> **EXERCISE PROMPT**:
Check every line below for the word "years" and show those that hold it.

━━━

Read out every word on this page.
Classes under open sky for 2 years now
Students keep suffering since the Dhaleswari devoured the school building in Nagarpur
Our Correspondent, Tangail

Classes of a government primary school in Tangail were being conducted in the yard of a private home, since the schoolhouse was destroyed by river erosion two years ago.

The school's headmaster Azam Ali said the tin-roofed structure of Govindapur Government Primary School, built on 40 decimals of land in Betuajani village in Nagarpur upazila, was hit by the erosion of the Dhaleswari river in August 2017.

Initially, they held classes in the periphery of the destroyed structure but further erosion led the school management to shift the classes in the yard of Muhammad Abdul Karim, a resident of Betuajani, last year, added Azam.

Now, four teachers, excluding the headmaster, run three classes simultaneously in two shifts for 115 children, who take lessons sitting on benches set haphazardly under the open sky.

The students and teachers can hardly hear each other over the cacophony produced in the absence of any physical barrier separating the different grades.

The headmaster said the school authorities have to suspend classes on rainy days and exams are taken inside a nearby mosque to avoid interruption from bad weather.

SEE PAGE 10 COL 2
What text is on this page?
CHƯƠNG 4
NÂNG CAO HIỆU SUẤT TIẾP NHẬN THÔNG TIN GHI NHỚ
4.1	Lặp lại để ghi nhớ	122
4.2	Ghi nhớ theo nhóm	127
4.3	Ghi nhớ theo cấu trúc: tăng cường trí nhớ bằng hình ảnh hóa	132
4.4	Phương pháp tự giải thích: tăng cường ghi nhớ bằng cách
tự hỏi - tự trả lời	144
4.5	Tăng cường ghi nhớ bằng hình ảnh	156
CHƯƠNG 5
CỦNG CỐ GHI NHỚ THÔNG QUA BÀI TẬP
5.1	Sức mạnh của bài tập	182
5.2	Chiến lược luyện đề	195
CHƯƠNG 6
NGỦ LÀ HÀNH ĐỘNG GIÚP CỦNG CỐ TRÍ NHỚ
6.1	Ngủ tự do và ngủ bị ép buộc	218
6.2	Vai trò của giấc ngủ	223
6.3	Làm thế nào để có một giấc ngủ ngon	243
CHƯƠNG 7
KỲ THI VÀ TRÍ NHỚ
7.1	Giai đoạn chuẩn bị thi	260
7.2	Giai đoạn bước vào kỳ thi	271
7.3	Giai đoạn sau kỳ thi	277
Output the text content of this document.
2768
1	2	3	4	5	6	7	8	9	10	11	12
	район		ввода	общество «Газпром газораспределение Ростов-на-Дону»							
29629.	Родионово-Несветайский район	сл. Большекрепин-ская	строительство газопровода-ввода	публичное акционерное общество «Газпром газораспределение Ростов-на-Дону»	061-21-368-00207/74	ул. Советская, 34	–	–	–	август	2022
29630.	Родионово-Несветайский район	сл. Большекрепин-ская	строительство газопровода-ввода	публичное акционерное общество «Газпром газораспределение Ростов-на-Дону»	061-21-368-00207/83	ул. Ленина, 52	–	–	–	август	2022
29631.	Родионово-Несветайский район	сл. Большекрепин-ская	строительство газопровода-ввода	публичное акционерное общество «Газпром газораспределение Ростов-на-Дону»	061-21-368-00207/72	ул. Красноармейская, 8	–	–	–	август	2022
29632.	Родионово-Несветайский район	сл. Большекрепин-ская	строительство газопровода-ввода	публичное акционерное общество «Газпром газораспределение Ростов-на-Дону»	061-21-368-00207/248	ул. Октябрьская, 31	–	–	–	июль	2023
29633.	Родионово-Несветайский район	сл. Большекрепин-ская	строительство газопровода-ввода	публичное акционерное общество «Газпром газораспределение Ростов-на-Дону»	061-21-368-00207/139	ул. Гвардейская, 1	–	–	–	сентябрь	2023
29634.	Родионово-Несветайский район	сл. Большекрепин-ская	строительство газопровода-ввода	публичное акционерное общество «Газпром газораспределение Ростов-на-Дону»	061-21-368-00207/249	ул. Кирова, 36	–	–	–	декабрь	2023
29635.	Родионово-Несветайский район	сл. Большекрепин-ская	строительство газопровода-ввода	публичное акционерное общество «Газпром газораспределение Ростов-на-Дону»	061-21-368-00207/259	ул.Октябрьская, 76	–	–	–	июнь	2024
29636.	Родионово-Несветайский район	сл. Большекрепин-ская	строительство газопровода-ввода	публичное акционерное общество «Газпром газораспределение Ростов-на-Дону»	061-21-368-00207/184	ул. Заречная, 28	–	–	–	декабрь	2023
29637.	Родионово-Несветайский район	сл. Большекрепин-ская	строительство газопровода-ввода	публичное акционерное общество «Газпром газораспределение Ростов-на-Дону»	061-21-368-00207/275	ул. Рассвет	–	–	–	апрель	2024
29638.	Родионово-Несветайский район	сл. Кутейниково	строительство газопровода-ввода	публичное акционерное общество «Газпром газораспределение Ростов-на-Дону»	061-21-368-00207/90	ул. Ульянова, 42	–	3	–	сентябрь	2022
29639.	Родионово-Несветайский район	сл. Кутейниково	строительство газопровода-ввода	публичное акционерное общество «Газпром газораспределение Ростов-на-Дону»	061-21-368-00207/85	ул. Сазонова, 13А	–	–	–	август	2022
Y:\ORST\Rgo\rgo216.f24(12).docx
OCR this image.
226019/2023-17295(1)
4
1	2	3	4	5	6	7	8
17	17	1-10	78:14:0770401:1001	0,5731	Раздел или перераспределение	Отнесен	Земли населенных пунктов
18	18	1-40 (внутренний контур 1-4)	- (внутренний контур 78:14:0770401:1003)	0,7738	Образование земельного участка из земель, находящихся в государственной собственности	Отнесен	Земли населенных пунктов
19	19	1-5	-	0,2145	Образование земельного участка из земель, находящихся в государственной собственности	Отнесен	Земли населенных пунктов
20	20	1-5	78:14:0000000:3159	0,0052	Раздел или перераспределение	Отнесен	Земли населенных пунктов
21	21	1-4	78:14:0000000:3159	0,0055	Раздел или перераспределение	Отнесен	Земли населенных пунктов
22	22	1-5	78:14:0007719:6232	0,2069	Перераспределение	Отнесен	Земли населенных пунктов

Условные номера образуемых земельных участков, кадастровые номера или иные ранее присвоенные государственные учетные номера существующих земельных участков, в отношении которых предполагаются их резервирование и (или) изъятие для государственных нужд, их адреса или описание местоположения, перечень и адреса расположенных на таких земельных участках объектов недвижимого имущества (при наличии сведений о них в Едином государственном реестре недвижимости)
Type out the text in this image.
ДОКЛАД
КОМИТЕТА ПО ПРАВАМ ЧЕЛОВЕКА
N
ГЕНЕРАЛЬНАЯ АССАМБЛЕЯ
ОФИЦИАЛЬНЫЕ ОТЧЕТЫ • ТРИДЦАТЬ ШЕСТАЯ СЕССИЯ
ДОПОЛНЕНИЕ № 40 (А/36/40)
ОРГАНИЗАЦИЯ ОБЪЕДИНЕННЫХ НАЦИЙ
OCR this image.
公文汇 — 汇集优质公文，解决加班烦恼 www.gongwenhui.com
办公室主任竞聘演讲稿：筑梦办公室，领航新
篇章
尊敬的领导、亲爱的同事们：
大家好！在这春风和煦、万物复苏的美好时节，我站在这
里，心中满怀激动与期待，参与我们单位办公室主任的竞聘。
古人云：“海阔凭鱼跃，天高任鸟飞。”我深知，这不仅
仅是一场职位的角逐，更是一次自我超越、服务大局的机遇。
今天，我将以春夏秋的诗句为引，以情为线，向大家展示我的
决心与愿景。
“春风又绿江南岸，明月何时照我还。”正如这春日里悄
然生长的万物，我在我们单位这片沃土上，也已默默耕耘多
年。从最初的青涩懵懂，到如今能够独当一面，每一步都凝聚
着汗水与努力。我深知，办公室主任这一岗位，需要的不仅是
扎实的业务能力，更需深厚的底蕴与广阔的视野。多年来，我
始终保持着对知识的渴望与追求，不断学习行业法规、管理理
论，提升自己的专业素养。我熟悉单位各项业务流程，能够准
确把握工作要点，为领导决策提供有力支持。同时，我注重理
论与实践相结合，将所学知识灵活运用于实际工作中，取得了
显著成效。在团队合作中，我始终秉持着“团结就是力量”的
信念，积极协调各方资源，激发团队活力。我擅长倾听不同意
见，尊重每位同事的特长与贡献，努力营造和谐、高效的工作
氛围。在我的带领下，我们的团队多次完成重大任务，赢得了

━━━

> **THE SOLUTION**:
Classes under open sky for 2 years now
Classes of a government primary school in Tangail were being conducted in the yard of a private home, since the schoolhouse was destroyed by river erosion two years ago.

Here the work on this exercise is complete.